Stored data

....................

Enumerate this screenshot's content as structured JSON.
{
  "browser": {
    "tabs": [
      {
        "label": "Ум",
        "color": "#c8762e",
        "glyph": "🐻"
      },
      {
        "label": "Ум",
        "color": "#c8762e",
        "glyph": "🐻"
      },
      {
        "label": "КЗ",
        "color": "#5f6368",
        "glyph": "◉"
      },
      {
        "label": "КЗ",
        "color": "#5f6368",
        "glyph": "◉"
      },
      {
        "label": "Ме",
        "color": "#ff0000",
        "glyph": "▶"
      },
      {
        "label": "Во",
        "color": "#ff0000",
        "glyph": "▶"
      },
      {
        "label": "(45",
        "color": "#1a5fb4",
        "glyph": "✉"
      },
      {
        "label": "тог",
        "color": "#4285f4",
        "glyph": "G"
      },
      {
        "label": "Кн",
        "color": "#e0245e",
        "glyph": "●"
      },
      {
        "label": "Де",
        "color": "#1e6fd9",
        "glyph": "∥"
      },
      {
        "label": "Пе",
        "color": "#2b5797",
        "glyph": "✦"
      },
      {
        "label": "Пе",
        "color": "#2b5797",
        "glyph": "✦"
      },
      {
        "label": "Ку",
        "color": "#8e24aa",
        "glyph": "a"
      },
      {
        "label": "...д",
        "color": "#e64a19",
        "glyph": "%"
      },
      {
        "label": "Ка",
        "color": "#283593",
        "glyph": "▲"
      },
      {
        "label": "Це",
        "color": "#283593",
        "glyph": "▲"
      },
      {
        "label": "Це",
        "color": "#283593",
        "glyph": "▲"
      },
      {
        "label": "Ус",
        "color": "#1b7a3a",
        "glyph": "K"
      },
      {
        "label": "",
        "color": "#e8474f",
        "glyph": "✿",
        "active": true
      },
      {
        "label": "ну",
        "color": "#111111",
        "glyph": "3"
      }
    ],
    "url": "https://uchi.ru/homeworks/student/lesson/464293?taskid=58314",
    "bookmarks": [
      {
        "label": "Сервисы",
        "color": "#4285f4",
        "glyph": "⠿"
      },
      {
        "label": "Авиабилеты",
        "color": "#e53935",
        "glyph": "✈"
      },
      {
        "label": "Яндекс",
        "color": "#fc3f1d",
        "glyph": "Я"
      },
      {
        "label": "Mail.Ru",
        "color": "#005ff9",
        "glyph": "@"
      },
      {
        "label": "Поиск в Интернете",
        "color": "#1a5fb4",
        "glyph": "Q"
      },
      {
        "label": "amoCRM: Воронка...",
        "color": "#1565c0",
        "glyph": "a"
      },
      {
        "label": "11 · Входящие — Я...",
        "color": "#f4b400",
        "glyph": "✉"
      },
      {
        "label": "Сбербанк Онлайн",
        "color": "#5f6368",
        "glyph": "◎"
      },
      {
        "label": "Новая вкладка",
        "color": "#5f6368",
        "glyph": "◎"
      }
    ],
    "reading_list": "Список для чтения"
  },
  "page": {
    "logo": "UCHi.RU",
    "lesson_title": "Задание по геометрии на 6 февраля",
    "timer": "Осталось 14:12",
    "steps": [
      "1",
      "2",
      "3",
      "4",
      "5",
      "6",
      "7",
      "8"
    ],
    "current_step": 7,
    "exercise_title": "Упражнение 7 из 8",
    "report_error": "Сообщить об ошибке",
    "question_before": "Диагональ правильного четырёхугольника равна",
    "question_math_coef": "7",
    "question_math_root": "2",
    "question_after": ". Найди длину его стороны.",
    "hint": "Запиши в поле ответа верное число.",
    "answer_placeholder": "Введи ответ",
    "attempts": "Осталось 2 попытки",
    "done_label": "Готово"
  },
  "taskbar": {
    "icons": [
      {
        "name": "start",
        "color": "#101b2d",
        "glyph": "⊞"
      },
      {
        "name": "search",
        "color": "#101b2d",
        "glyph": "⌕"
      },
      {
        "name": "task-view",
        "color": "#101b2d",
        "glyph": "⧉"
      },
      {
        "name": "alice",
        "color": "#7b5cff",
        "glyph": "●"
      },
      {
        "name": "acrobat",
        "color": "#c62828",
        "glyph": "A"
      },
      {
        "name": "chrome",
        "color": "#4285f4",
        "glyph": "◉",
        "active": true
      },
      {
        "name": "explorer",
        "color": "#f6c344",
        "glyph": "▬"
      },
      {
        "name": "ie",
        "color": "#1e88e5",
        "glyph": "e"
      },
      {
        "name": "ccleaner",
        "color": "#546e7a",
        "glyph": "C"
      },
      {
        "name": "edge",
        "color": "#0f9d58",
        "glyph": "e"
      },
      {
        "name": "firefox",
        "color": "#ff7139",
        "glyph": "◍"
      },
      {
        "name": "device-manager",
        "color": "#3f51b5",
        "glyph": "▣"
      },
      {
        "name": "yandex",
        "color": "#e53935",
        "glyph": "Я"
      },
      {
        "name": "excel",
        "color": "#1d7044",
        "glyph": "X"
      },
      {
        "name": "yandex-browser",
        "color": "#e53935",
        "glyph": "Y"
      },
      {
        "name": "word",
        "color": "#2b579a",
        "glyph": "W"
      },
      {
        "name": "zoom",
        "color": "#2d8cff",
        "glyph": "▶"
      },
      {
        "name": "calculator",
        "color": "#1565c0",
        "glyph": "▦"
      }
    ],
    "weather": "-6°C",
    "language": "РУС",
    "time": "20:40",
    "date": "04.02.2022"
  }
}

....................

** Challenge **
The records above must be repeated exactly, every one of them.

** Solution to this exercise **
Enumerate this screenshot's content as structured JSON.
{
  "browser": {
    "tabs": [
      {
        "label": "Ум",
        "color": "#c8762e",
        "glyph": "🐻"
      },
      {
        "label": "Ум",
        "color": "#c8762e",
        "glyph": "🐻"
      },
      {
        "label": "КЗ",
        "color": "#5f6368",
        "glyph": "◉"
      },
      {
        "label": "КЗ",
        "color": "#5f6368",
        "glyph": "◉"
      },
      {
        "label": "Ме",
        "color": "#ff0000",
        "glyph": "▶"
      },
      {
        "label": "Во",
        "color": "#ff0000",
        "glyph": "▶"
      },
      {
        "label": "(45",
        "color": "#1a5fb4",
        "glyph": "✉"
      },
      {
        "label": "тог",
        "color": "#4285f4",
        "glyph": "G"
      },
      {
        "label": "Кн",
        "color": "#e0245e",
        "glyph": "●"
      },
      {
        "label": "Де",
        "color": "#1e6fd9",
        "glyph": "∥"
      },
      {
        "label": "Пе",
        "color": "#2b5797",
        "glyph": "✦"
      },
      {
        "label": "Пе",
        "color": "#2b5797",
        "glyph": "✦"
      },
      {
        "label": "Ку",
        "color": "#8e24aa",
        "glyph": "a"
      },
      {
        "label": "...д",
        "color": "#e64a19",
        "glyph": "%"
      },
      {
        "label": "Ка",
        "color": "#283593",
        "glyph": "▲"
      },
      {
        "label": "Це",
        "color": "#283593",
        "glyph": "▲"
      },
      {
        "label": "Це",
        "color": "#283593",
        "glyph": "▲"
      },
      {
        "label": "Ус",
        "color": "#1b7a3a",
        "glyph": "K"
      },
      {
        "label": "",
        "color": "#e8474f",
        "glyph": "✿",
        "active": true
      },
      {
        "label": "ну",
        "color": "#111111",
        "glyph": "3"
      }
    ],
    "url": "https://uchi.ru/homeworks/student/lesson/464293?taskid=58314",
    "bookmarks": [
      {
        "label": "Сервисы",
        "color": "#4285f4",
        "glyph": "⠿"
      },
      {
        "label": "Авиабилеты",
        "color": "#e53935",
        "glyph": "✈"
      },
      {
        "label": "Яндекс",
        "color": "#fc3f1d",
        "glyph": "Я"
      },
      {
        "label": "Mail.Ru",
        "color": "#005ff9",
        "glyph": "@"
      },
      {
        "label": "Поиск в Интернете",
        "color": "#1a5fb4",
        "glyph": "Q"
      },
      {
        "label": "amoCRM: Воронка...",
        "color": "#1565c0",
        "glyph": "a"
      },
      {
        "label": "11 · Входящие — Я...",
        "color": "#f4b400",
        "glyph": "✉"
      },
      {
        "label": "Сбербанк Онлайн",
        "color": "#5f6368",
        "glyph": "◎"
      },
      {
        "label": "Новая вкладка",
        "color": "#5f6368",
        "glyph": "◎"
      }
    ],
    "reading_list": "Список для чтения"
  },
  "page": {
    "logo": "UCHi.RU",
    "lesson_title": "Задание по геометрии на 6 февраля",
    "timer": "Осталось 14:12",
    "steps": [
      "1",
      "2",
      "3",
      "4",
      "5",
      "6",
      "7",
      "8"
    ],
    "current_step": 7,
    "exercise_title": "Упражнение 7 из 8",
    "report_error": "Сообщить об ошибке",
    "question_before": "Диагональ правильного четырёхугольника равна",
    "question_math_coef": "7",
    "question_math_root": "2",
    "question_after": ". Найди длину его стороны.",
    "hint": "Запиши в поле ответа верное число.",
    "answer_placeholder": "Введи ответ",
    "attempts": "Осталось 2 попытки",
    "done_label": "Готово"
  },
  "taskbar": {
    "icons": [
      {
        "name": "start",
        "color": "#101b2d",
        "glyph": "⊞"
      },
      {
        "name": "search",
        "color": "#101b2d",
        "glyph": "⌕"
      },
      {
        "name": "task-view",
        "color": "#101b2d",
        "glyph": "⧉"
      },
      {
        "name": "alice",
        "color": "#7b5cff",
        "glyph": "●"
      },
      {
        "name": "acrobat",
        "color": "#c62828",
        "glyph": "A"
      },
      {
        "name": "chrome",
        "color": "#4285f4",
        "glyph": "◉",
        "active": true
      },
      {
        "name": "explorer",
        "color": "#f6c344",
        "glyph": "▬"
      },
      {
        "name": "ie",
        "color": "#1e88e5",
        "glyph": "e"
      },
      {
        "name": "ccleaner",
        "color": "#546e7a",
        "glyph": "C"
      },
      {
        "name": "edge",
        "color": "#0f9d58",
        "glyph": "e"
      },
      {
        "name": "firefox",
        "color": "#ff7139",
        "glyph": "◍"
      },
      {
        "name": "device-manager",
        "color": "#3f51b5",
        "glyph": "▣"
      },
      {
        "name": "yandex",
        "color": "#e53935",
        "glyph": "Я"
      },
      {
        "name": "excel",
        "color": "#1d7044",
        "glyph": "X"
      },
      {
        "name": "yandex-browser",
        "color": "#e53935",
        "glyph": "Y"
      },
      {
        "name": "word",
        "color": "#2b579a",
        "glyph": "W"
      },
      {
        "name": "zoom",
        "color": "#2d8cff",
        "glyph": "▶"
      },
      {
        "name": "calculator",
        "color": "#1565c0",
        "glyph": "▦"
      }
    ],
    "weather": "-6°C",
    "language": "РУС",
    "time": "20:40",
    "date": "04.02.2022"
  }
}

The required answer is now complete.